EXERCISE: Tally every line featuring "ночной", then give that tally alone.

EXERCISE INPUT:
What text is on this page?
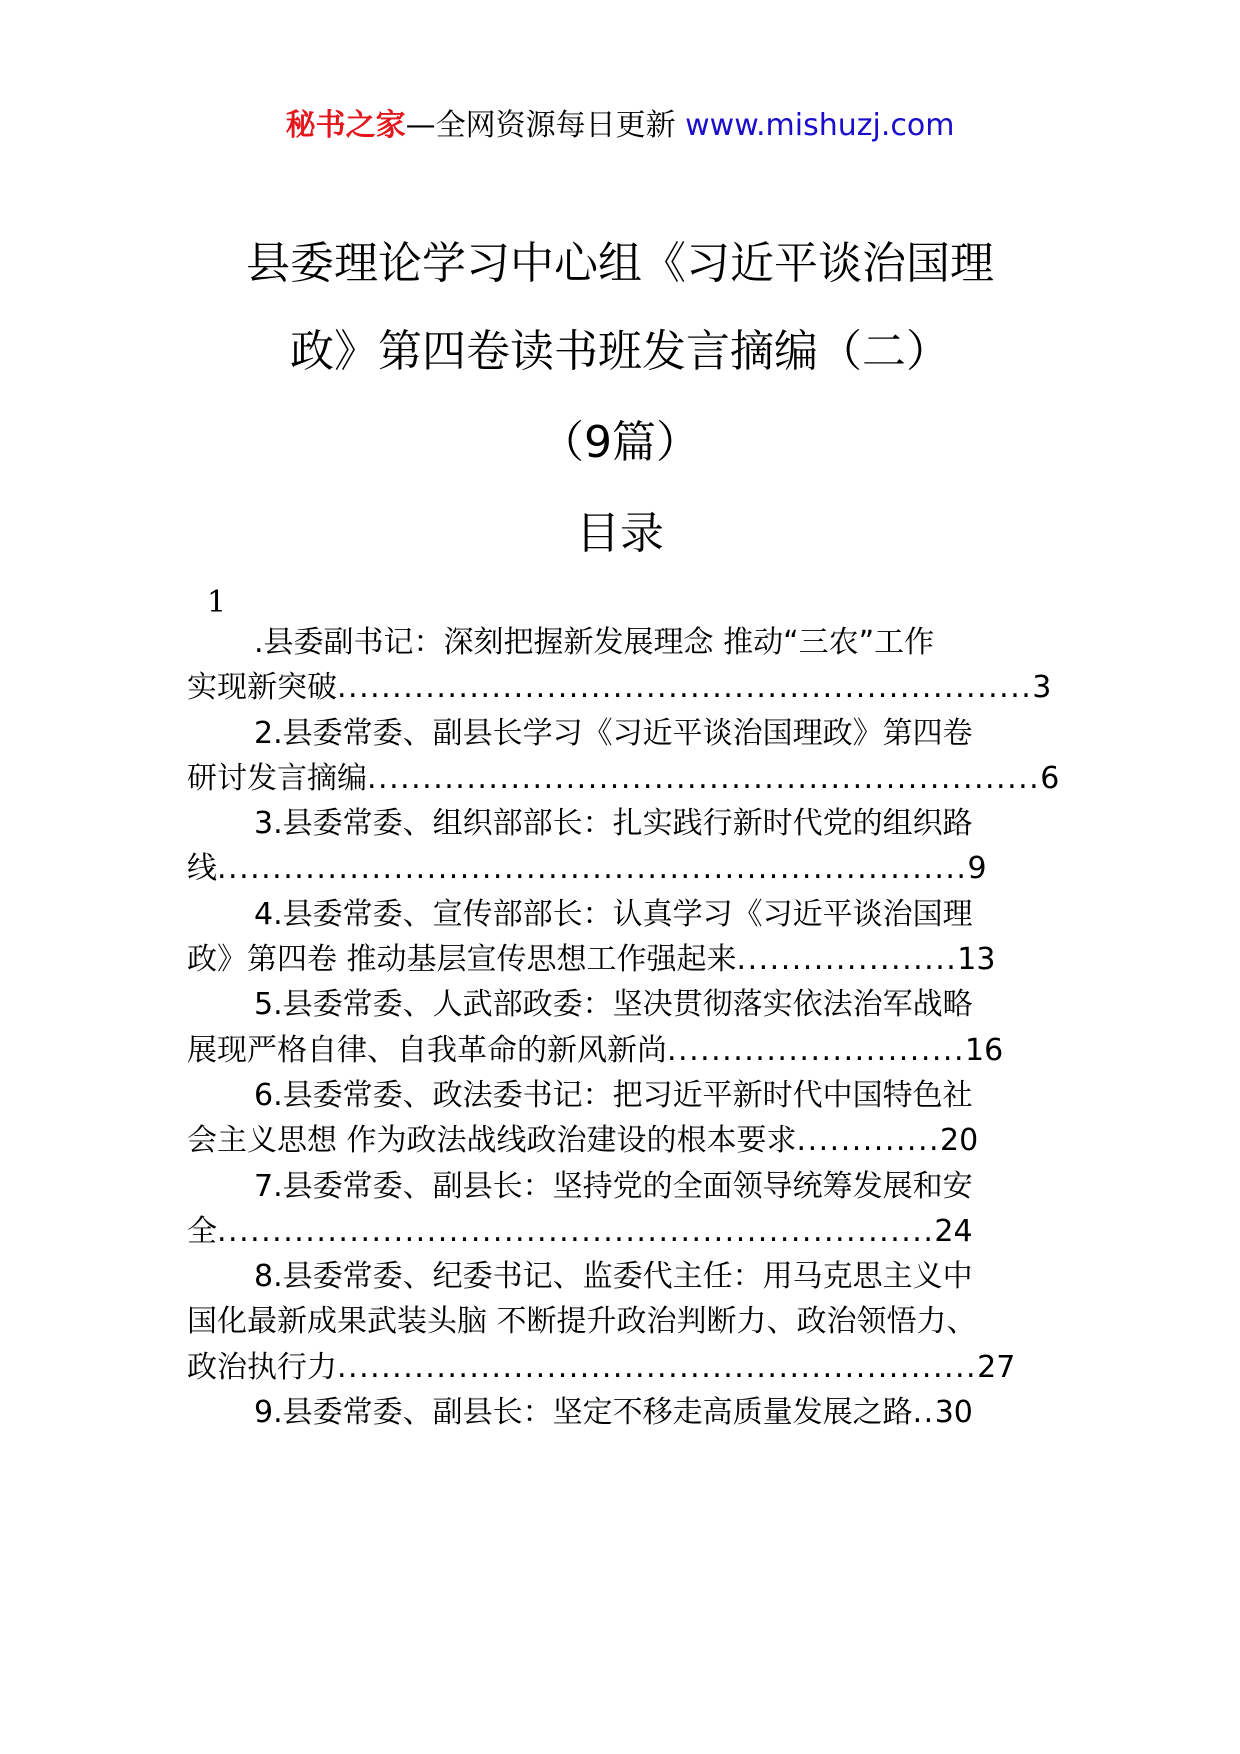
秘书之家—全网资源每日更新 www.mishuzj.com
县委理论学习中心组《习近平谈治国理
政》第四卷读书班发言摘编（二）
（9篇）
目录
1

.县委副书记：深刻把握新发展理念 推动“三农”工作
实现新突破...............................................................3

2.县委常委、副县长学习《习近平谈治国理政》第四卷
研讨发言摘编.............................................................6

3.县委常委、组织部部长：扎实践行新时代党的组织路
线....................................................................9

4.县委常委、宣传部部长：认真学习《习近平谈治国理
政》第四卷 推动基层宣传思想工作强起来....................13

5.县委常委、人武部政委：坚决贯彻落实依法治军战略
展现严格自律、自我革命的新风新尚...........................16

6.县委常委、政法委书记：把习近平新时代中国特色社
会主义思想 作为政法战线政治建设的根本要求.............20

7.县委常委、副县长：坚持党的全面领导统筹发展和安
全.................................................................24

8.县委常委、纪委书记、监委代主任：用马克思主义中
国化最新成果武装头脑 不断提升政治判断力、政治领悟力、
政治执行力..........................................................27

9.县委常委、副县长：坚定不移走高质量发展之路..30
==
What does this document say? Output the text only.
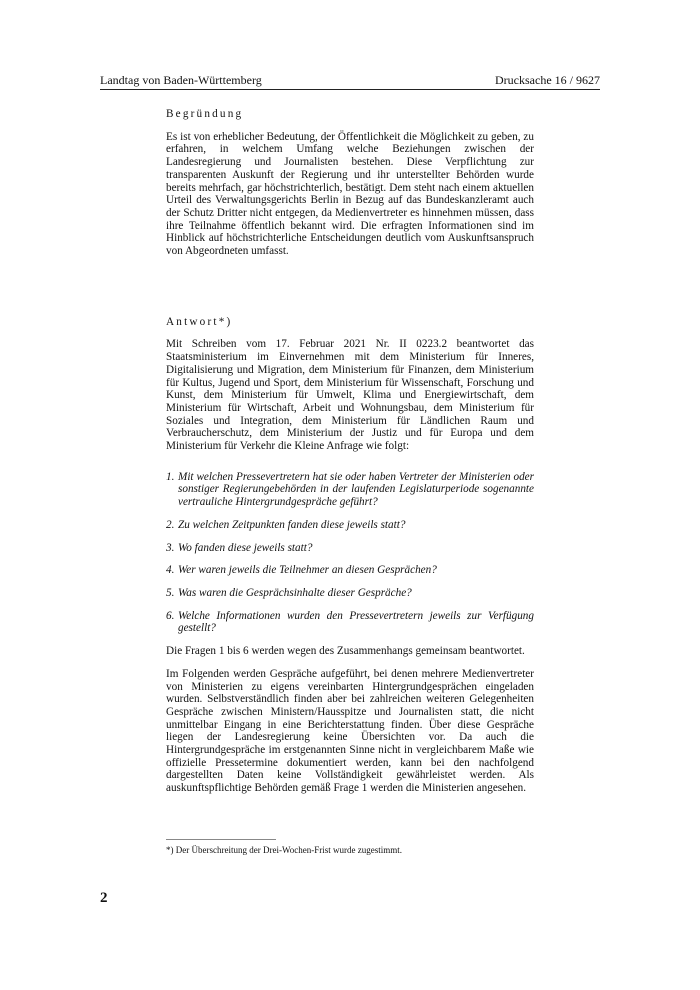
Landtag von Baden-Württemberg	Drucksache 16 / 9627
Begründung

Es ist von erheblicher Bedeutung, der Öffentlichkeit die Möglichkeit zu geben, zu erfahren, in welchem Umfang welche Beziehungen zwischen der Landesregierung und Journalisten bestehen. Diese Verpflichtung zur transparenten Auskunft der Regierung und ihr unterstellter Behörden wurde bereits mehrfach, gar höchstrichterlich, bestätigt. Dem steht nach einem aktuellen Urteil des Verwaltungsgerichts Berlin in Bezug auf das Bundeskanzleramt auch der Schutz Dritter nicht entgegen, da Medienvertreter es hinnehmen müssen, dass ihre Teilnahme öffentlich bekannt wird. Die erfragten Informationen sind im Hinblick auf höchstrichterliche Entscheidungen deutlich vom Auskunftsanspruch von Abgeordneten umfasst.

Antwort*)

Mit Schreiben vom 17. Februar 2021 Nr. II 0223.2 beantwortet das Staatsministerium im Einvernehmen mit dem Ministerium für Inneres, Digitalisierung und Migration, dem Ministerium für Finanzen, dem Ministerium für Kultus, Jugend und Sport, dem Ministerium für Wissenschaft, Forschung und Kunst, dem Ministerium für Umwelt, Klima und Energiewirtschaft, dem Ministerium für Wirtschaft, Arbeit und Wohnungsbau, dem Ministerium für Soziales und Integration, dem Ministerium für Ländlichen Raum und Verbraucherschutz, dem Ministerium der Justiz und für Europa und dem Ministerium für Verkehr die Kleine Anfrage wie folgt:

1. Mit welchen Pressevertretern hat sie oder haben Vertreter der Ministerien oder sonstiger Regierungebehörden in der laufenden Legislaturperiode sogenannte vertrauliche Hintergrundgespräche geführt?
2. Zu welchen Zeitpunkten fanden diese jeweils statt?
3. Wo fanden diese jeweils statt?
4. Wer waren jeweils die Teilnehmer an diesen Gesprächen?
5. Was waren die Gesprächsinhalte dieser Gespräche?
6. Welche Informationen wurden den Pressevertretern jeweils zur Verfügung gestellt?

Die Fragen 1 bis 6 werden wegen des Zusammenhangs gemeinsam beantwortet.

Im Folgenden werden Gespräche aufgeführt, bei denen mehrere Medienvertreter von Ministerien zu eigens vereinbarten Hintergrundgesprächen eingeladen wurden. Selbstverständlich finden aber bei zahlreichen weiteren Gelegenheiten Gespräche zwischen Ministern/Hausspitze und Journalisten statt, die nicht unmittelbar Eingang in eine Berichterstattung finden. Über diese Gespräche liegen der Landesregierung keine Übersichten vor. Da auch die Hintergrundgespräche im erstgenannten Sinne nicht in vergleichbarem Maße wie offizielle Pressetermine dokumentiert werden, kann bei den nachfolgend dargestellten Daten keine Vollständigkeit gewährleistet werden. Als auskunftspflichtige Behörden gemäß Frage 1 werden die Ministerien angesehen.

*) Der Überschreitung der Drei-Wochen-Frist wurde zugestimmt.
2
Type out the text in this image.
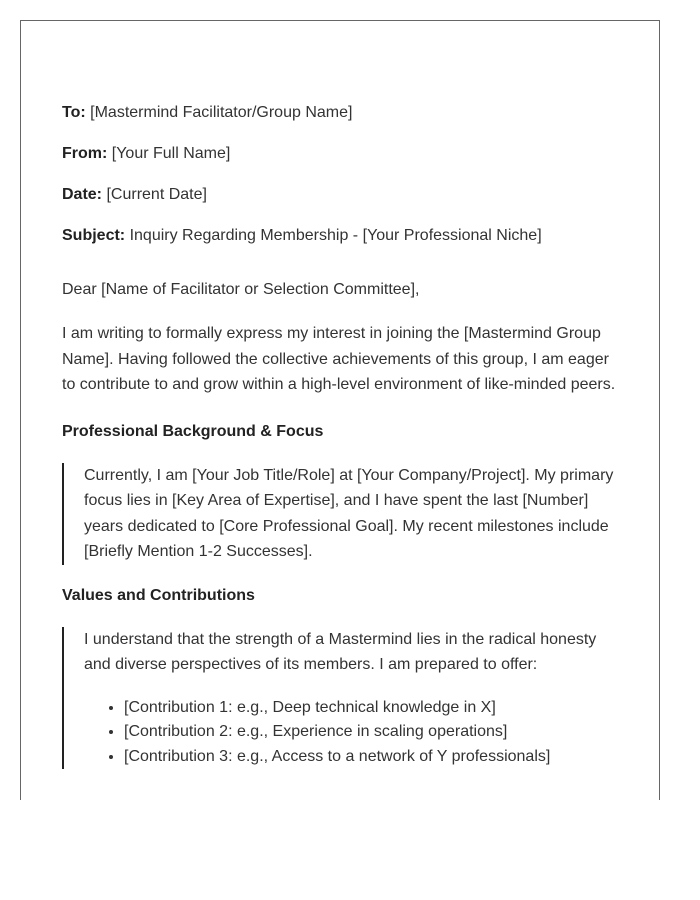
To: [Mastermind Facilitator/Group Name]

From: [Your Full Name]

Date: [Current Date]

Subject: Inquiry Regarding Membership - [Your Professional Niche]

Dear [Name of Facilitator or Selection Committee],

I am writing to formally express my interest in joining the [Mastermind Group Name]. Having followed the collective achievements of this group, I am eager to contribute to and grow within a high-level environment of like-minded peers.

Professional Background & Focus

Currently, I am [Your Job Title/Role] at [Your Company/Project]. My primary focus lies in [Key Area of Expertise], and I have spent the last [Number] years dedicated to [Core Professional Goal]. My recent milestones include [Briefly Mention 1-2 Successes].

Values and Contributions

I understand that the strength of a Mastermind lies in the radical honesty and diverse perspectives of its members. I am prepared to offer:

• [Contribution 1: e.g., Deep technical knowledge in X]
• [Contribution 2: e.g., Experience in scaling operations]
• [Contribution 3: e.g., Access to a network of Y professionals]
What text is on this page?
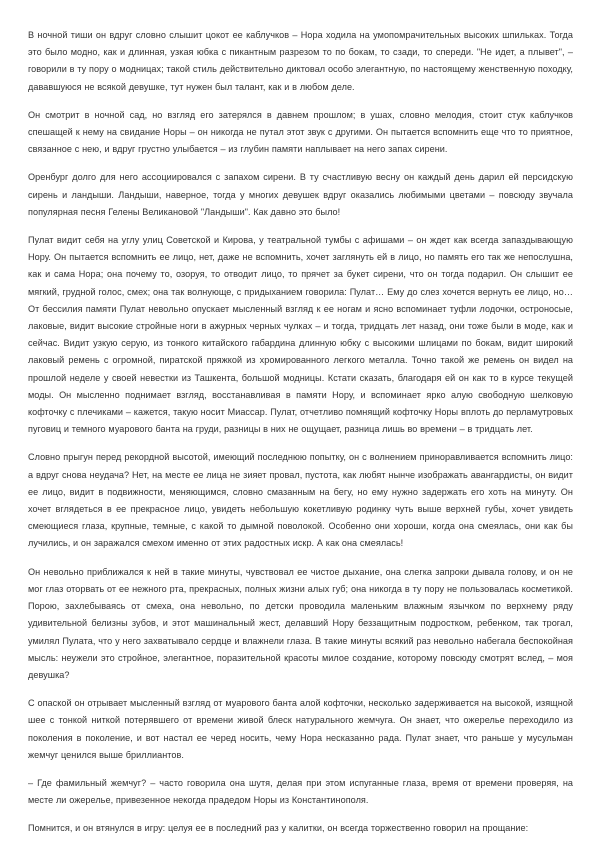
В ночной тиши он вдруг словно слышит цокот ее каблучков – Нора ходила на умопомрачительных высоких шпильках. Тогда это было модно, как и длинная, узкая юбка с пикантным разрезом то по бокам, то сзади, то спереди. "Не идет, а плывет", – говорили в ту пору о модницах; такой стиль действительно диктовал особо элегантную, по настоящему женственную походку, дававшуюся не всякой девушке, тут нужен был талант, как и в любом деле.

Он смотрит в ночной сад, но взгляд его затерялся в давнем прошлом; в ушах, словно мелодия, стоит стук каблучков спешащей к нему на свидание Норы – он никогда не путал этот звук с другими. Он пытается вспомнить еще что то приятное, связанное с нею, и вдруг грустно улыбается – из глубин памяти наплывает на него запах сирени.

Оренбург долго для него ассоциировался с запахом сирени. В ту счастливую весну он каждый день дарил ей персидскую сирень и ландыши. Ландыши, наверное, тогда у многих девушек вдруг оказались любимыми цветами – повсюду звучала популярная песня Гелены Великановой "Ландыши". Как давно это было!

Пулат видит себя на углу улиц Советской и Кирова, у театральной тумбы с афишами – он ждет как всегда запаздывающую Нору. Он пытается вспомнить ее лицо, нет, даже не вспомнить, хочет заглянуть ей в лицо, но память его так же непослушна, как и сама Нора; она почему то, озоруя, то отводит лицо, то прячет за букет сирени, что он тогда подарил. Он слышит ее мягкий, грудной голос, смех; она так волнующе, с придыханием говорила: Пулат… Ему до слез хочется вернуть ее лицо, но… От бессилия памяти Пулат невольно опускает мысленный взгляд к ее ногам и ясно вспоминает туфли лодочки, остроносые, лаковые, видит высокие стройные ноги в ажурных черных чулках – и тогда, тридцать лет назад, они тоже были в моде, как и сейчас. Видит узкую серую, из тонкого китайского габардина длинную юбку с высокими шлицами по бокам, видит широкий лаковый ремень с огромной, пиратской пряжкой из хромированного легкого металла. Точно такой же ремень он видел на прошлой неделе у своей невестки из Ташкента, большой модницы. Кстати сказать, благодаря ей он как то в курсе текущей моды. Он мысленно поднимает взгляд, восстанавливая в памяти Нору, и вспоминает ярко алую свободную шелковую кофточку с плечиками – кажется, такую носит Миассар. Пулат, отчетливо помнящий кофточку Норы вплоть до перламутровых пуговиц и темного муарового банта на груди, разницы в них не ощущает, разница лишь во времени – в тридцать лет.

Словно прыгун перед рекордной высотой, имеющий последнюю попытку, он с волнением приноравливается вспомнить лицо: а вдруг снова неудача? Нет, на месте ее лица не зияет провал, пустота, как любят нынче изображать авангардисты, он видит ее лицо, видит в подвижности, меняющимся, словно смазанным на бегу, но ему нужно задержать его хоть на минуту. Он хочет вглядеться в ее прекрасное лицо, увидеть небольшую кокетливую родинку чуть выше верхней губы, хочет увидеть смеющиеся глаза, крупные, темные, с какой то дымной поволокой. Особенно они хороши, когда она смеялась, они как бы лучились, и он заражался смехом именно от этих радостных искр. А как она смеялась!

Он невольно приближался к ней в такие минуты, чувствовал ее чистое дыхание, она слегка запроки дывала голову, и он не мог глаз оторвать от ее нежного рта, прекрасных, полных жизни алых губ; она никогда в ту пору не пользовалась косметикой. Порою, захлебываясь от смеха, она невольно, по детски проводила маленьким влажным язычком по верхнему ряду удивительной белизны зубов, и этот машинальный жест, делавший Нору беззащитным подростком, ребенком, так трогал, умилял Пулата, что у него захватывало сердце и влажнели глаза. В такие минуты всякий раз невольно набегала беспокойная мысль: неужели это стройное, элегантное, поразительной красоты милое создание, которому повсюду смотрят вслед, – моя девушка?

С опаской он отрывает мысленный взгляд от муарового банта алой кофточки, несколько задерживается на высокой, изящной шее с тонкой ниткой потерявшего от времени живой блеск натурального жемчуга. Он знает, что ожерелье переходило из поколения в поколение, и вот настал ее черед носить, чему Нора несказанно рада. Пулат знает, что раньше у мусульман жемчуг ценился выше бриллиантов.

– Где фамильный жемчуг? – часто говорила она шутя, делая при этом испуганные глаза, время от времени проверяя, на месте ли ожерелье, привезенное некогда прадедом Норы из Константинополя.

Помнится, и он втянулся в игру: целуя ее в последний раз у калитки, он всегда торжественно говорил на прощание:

RESPONSE TO THE EXERCISE: 2